| The request |
Quote each record exactly, please, leaving none out.
··········
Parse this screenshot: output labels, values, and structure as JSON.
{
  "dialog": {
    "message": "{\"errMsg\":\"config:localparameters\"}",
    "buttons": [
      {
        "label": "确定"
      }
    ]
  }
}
··········
| Result of the task |
Parse this screenshot: output labels, values, and structure as JSON.
{
  "dialog": {
    "message": "{\"errMsg\":\"config:localparameters\"}",
    "buttons": [
      {
        "label": "确定"
      }
    ]
  }
}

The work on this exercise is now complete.